◆ **Exercise details**
State how many lines of the records contain the string "Roero". Give the number alone.

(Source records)

###

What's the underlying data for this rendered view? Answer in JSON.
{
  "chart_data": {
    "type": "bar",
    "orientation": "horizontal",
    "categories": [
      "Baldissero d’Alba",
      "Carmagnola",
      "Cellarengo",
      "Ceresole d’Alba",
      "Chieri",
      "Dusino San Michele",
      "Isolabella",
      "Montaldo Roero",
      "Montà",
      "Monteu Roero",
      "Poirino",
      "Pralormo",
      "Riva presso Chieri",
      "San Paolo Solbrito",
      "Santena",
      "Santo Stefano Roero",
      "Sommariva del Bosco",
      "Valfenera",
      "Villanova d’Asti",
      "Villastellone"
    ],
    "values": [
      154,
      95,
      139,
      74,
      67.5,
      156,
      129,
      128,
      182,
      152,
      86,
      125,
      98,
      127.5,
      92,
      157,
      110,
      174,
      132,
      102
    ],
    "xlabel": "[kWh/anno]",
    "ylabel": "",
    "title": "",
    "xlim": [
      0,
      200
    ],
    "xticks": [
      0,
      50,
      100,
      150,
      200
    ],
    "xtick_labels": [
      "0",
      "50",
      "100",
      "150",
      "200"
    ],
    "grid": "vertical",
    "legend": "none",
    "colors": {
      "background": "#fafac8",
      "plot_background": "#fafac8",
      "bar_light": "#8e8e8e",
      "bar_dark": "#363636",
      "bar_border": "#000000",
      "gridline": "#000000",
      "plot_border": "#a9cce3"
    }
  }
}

###

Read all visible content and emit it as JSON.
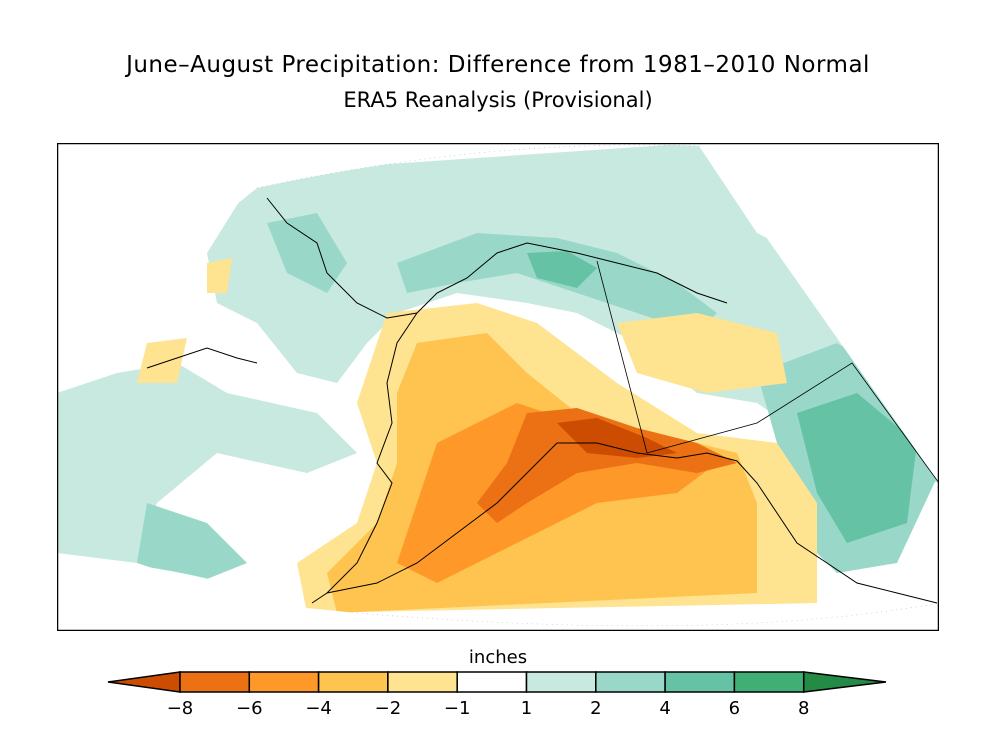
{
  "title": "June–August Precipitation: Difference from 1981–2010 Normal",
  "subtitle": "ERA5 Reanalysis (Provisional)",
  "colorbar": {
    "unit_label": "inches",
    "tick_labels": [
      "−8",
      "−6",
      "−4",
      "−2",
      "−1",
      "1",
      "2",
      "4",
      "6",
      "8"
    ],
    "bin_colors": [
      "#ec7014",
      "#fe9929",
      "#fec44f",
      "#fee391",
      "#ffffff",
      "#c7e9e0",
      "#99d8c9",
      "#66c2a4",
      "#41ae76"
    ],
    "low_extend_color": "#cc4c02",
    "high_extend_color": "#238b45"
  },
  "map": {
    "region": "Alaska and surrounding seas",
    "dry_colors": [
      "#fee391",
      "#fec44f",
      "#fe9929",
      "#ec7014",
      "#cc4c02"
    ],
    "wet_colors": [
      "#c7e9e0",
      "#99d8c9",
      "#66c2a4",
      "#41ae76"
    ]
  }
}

###

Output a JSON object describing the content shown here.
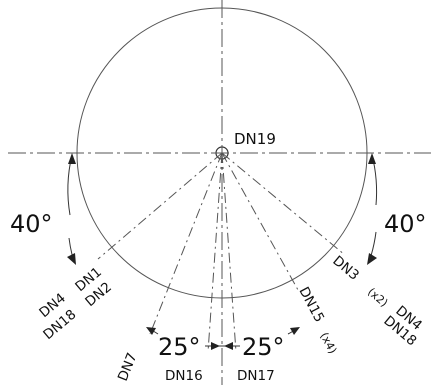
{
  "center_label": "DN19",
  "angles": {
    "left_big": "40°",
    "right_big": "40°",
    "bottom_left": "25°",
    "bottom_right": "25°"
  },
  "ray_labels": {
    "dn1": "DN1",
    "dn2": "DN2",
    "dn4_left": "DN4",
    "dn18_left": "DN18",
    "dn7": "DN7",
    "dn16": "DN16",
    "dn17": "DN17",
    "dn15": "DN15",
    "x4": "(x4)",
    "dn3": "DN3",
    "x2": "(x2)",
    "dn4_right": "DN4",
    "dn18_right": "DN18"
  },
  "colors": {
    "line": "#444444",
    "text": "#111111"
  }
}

###

◆ **Response to the task**
3